__Written problem__
In the material below, find every line with "this" and pull it out.
--- Begin ---
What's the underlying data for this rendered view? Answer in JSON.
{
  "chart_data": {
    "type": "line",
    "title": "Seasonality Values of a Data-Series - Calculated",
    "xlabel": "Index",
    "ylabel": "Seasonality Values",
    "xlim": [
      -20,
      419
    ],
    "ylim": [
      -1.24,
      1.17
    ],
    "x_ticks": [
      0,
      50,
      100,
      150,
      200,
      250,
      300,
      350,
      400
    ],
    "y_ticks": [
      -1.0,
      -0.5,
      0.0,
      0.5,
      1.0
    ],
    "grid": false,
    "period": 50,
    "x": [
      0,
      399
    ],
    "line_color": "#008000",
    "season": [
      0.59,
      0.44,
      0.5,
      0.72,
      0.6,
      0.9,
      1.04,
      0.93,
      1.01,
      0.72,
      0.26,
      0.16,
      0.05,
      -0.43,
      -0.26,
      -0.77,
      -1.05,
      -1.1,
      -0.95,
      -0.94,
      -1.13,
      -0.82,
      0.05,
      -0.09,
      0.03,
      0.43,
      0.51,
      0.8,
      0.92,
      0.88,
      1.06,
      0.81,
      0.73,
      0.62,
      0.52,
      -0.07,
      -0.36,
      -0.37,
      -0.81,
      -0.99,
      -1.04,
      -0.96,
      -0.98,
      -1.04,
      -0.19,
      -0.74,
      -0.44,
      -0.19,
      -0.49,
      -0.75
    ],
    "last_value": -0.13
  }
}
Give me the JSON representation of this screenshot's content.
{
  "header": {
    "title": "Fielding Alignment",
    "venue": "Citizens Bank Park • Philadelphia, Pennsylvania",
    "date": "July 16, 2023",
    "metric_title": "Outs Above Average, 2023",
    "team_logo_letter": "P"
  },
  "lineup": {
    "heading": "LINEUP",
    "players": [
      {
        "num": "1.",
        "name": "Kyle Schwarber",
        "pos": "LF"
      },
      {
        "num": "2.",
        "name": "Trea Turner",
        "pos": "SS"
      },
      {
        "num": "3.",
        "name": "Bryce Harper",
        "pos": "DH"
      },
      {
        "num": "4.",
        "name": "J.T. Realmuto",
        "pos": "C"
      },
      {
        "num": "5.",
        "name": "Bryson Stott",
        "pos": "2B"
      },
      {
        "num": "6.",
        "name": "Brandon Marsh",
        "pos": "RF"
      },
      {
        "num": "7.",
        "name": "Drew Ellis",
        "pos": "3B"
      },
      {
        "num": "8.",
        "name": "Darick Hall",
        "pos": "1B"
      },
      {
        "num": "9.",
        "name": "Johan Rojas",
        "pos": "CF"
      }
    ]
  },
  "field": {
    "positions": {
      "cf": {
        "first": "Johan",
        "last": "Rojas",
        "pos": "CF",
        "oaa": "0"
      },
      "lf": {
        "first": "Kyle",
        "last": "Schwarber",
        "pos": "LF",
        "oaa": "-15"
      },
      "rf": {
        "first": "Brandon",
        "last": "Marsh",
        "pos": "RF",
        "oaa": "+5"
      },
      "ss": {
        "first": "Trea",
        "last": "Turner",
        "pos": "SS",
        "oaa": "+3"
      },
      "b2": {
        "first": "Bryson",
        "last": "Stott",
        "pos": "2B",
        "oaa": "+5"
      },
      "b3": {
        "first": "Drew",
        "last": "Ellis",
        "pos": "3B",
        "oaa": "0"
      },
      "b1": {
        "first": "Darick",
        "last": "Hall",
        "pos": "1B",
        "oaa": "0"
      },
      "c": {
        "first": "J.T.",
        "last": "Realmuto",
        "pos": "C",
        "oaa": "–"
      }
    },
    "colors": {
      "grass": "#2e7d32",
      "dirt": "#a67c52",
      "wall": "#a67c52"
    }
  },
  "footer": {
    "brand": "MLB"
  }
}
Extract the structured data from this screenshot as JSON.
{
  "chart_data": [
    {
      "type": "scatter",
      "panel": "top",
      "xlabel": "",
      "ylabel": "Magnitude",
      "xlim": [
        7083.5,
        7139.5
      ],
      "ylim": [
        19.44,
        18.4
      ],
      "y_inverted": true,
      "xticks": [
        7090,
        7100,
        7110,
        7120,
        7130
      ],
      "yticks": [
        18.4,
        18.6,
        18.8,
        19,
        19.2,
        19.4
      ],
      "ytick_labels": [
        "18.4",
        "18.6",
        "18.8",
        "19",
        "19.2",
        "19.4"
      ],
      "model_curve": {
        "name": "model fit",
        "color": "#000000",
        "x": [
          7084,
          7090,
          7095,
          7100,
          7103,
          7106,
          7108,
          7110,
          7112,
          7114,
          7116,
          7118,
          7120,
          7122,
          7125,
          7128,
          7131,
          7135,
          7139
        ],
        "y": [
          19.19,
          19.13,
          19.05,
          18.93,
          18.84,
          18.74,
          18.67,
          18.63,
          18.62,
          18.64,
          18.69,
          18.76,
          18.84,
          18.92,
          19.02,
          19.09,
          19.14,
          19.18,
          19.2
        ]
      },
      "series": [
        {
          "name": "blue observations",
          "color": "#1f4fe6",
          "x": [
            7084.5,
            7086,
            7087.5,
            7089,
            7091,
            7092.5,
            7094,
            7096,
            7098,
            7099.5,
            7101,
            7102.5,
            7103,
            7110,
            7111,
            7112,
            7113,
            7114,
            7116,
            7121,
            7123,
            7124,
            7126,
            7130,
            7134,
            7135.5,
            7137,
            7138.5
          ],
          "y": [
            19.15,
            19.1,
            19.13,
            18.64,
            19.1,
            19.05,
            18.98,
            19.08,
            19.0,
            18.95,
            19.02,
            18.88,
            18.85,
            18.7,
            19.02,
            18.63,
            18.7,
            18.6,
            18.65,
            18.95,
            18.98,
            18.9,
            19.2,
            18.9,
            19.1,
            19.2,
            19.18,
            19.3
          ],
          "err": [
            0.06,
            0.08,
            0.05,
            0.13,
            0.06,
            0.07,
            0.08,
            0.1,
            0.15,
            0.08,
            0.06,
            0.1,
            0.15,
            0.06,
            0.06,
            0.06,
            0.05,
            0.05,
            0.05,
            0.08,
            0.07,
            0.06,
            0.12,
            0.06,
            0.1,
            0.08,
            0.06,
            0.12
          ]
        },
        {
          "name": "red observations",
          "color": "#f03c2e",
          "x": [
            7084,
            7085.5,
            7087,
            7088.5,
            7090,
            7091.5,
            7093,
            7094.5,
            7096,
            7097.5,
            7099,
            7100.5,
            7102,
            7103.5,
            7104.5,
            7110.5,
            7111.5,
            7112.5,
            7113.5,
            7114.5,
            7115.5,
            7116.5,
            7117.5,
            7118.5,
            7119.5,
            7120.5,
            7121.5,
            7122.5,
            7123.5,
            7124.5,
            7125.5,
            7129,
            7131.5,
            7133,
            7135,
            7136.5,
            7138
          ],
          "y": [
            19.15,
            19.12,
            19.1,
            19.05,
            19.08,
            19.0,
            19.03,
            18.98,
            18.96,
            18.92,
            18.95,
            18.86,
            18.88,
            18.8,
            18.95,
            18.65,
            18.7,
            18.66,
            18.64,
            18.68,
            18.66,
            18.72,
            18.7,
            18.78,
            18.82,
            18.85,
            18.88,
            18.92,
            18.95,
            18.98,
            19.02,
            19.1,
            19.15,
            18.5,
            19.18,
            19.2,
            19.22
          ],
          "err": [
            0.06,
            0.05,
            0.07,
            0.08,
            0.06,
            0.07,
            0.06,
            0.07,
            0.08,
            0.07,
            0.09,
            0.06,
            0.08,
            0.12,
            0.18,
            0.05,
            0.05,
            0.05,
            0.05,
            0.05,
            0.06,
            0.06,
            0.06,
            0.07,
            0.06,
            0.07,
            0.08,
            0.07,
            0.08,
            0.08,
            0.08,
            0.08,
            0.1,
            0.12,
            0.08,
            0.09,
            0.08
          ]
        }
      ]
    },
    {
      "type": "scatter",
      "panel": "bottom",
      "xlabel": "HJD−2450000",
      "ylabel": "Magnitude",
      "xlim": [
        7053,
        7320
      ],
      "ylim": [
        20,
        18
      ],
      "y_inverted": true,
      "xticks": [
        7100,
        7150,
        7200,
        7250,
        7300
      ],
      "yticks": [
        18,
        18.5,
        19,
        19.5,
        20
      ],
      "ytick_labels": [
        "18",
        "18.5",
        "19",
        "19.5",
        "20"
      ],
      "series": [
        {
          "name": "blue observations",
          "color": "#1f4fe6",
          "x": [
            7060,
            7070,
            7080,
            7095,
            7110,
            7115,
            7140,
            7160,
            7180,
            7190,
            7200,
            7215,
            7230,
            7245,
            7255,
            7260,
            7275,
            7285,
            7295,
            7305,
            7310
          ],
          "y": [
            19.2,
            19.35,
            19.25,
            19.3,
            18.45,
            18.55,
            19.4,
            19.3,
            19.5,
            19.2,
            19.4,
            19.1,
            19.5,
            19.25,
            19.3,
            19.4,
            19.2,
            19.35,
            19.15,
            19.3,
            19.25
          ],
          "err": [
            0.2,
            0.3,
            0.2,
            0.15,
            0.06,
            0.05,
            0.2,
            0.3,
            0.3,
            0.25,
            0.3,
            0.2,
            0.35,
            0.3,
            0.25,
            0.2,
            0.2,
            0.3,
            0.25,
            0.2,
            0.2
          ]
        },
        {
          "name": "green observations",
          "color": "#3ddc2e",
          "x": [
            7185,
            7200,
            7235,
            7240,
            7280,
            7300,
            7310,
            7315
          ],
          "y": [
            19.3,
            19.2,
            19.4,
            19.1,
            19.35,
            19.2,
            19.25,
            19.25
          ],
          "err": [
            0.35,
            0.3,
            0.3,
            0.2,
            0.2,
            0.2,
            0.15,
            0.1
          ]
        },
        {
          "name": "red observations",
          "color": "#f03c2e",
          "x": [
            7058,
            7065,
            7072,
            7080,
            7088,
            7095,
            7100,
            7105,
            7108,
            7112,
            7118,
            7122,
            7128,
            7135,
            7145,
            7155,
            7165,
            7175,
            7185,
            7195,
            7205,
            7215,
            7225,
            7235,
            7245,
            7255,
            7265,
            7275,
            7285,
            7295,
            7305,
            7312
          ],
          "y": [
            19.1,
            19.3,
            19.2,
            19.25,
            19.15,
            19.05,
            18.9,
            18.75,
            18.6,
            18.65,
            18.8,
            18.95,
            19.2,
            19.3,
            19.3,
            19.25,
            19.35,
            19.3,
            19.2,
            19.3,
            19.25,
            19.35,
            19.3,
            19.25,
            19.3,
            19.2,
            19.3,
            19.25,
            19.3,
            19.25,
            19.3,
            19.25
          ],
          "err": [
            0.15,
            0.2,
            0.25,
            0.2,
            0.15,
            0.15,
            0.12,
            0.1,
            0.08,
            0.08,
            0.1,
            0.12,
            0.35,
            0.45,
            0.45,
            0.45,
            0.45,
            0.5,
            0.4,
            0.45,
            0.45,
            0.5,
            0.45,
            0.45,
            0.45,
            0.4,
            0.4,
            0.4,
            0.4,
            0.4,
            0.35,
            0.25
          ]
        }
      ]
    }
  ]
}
--- End ---
__Finished exercise__
What's the underlying data for this rendered view? Answer in JSON.
Give me the JSON representation of this screenshot's content.
Extract the structured data from this screenshot as JSON.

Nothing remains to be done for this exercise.